__WHAT YOU ARE ASKED TO DO__. Locate each line of the material that contains "huống", then return it.

__TASK DATA__.
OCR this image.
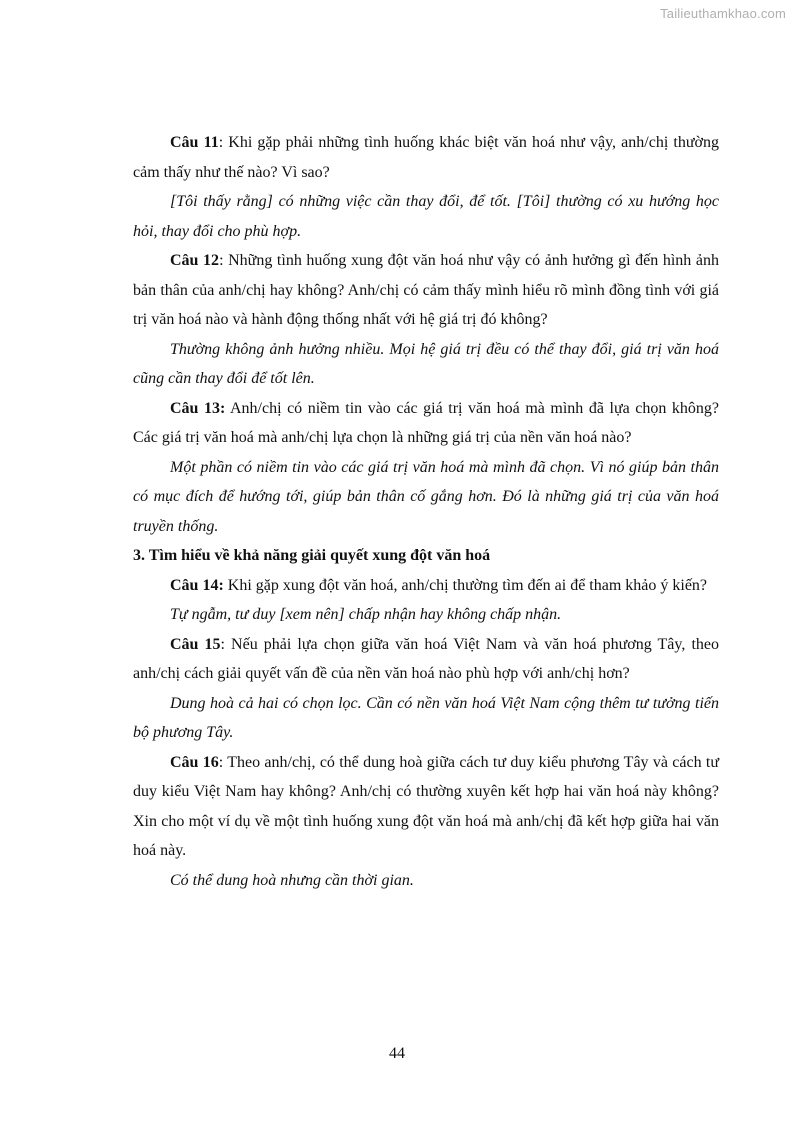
Tailieuthamkhao.com

Câu 11: Khi gặp phải những tình huống khác biệt văn hoá như vậy, anh/chị thường cảm thấy như thế nào? Vì sao?

[Tôi thấy rằng] có những việc cần thay đổi, để tốt. [Tôi] thường có xu hướng học hỏi, thay đổi cho phù hợp.

Câu 12: Những tình huống xung đột văn hoá như vậy có ảnh hưởng gì đến hình ảnh bản thân của anh/chị hay không? Anh/chị có cảm thấy mình hiểu rõ mình đồng tình với giá trị văn hoá nào và hành động thống nhất với hệ giá trị đó không?

Thường không ảnh hưởng nhiều. Mọi hệ giá trị đều có thể thay đổi, giá trị văn hoá cũng cần thay đổi để tốt lên.

Câu 13: Anh/chị có niềm tin vào các giá trị văn hoá mà mình đã lựa chọn không? Các giá trị văn hoá mà anh/chị lựa chọn là những giá trị của nền văn hoá nào?

Một phần có niềm tin vào các giá trị văn hoá mà mình đã chọn. Vì nó giúp bản thân có mục đích để hướng tới, giúp bản thân cố gắng hơn. Đó là những giá trị của văn hoá truyền thống.

3. Tìm hiểu về khả năng giải quyết xung đột văn hoá

Câu 14: Khi gặp xung đột văn hoá, anh/chị thường tìm đến ai để tham khảo ý kiến?

Tự ngẫm, tư duy [xem nên] chấp nhận hay không chấp nhận.

Câu 15: Nếu phải lựa chọn giữa văn hoá Việt Nam và văn hoá phương Tây, theo anh/chị cách giải quyết vấn đề của nền văn hoá nào phù hợp với anh/chị hơn?

Dung hoà cả hai có chọn lọc. Cần có nền văn hoá Việt Nam cộng thêm tư tưởng tiến bộ phương Tây.

Câu 16: Theo anh/chị, có thể dung hoà giữa cách tư duy kiểu phương Tây và cách tư duy kiểu Việt Nam hay không? Anh/chị có thường xuyên kết hợp hai văn hoá này không? Xin cho một ví dụ về một tình huống xung đột văn hoá mà anh/chị đã kết hợp giữa hai văn hoá này.

Có thể dung hoà nhưng cần thời gian.

44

__WRITTEN RESPONSE__.
Câu 11: Khi gặp phải những tình huống khác biệt văn hoá như vậy, anh/chị thường cảm thấy như thế nào? Vì sao?
Câu 12: Những tình huống xung đột văn hoá như vậy có ảnh hưởng gì đến hình ảnh bản thân của anh/chị hay không? Anh/chị có cảm thấy mình hiểu rõ mình đồng tình với giá trị văn hoá nào và hành động thống nhất với hệ giá trị đó không?
Câu 16: Theo anh/chị, có thể dung hoà giữa cách tư duy kiểu phương Tây và cách tư duy kiểu Việt Nam hay không? Anh/chị có thường xuyên kết hợp hai văn hoá này không? Xin cho một ví dụ về một tình huống xung đột văn hoá mà anh/chị đã kết hợp giữa hai văn hoá này.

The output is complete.